[Exercise directions]
Please list all lines of the material below in which the string "wartości" occurs.

────

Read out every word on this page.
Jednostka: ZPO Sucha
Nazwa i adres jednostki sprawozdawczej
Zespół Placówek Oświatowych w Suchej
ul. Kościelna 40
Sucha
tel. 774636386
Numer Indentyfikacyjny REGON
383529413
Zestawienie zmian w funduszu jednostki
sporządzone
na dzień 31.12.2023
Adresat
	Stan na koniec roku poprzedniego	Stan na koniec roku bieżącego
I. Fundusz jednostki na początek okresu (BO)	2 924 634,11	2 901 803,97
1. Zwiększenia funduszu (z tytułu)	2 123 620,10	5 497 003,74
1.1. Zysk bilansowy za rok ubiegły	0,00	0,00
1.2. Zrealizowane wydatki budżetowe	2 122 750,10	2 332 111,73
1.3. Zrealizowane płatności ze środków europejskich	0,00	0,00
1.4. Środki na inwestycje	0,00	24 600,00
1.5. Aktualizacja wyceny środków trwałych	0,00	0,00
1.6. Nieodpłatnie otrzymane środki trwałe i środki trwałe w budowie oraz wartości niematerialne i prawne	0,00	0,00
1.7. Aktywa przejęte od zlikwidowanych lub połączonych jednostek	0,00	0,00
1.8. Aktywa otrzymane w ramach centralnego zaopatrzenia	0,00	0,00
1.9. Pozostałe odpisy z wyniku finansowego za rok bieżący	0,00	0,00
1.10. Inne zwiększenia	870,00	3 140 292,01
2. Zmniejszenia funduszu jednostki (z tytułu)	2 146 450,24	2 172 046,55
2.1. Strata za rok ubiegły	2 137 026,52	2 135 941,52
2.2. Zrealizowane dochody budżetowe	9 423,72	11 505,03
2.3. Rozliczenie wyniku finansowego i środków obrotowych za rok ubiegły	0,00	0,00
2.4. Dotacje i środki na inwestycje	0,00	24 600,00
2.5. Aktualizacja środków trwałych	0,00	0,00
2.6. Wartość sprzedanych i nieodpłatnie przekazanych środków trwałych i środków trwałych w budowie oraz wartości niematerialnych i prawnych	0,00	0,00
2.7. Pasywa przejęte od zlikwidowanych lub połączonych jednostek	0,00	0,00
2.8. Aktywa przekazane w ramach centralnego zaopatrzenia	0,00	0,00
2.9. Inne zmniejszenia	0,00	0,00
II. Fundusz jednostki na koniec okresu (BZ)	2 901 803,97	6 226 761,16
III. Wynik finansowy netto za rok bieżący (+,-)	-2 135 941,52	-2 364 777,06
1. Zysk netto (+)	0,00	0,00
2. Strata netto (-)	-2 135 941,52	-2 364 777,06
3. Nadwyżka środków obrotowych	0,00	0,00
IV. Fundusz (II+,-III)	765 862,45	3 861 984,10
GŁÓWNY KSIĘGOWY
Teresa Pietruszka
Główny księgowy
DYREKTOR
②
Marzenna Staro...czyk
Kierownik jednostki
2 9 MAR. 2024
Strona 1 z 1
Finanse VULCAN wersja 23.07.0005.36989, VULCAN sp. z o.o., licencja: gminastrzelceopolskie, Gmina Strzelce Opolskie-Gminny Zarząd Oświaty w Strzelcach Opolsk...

────

[Task answer]
1.6. Nieodpłatnie otrzymane środki trwałe i środki trwałe w budowie oraz wartości niematerialne i prawne	0,00	0,00
2.6. Wartość sprzedanych i nieodpłatnie przekazanych środków trwałych i środków trwałych w budowie oraz wartości niematerialnych i prawnych	0,00	0,00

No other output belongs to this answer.